> LISTED ENTRIES:
——
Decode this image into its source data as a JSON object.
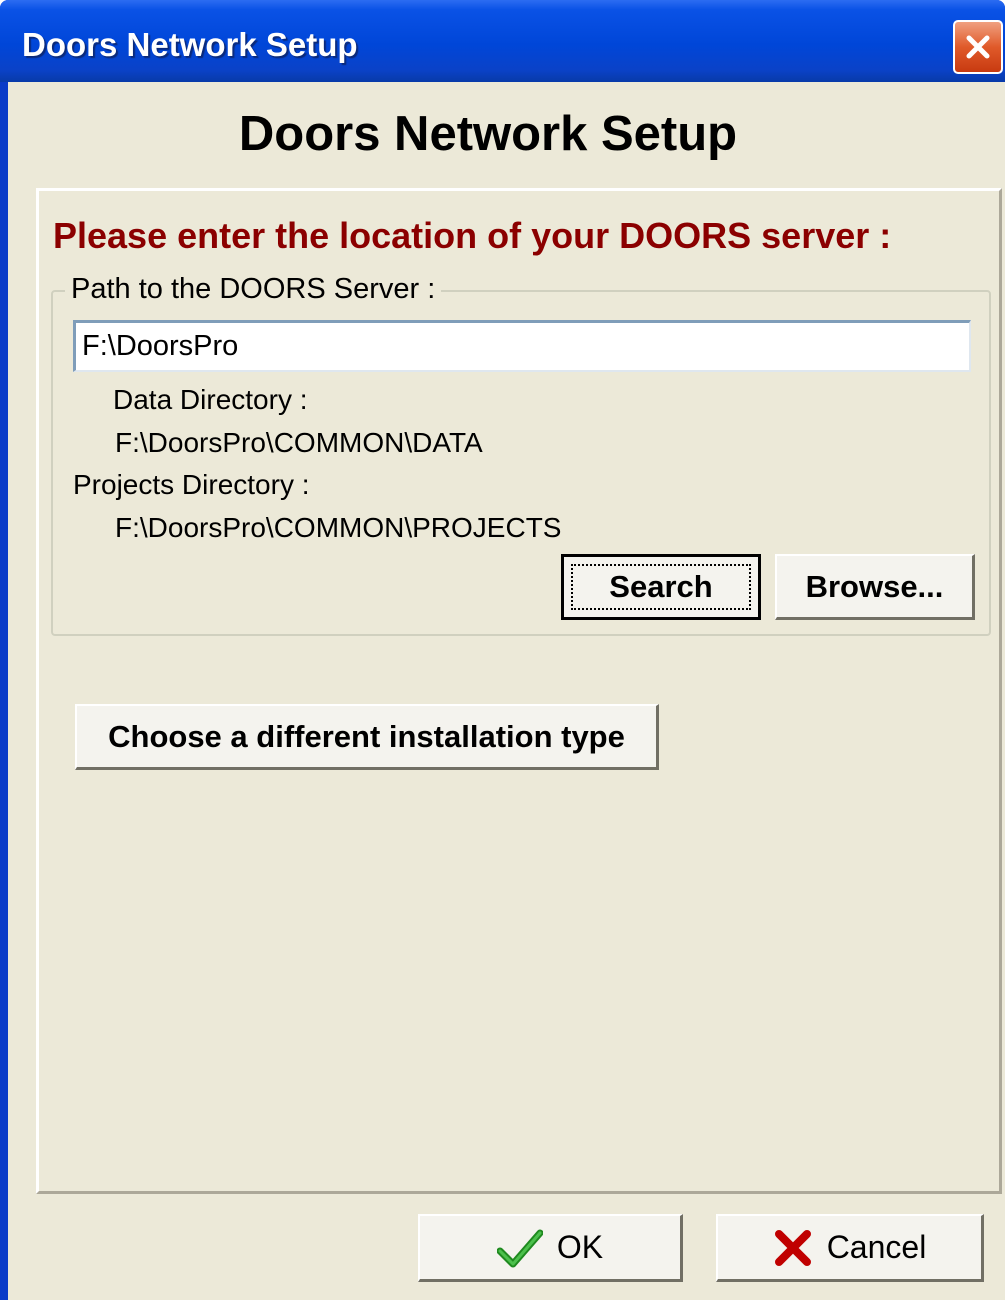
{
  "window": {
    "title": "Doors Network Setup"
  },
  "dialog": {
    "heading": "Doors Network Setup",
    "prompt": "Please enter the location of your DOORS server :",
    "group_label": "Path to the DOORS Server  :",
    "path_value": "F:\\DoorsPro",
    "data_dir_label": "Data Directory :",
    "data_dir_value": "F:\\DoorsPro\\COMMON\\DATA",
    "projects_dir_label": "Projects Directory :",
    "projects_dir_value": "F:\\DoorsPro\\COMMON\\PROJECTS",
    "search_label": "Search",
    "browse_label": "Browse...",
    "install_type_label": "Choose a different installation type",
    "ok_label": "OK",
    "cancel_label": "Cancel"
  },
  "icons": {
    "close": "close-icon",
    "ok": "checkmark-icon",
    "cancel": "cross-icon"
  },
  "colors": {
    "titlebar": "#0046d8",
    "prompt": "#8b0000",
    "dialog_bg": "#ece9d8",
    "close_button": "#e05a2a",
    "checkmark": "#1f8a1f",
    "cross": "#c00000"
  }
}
——
> PROBLEM TO WORK ON: Your answer should be a single number: the count of lines in the material above that contain "prompt".

> SOLVED PROBLEM: 2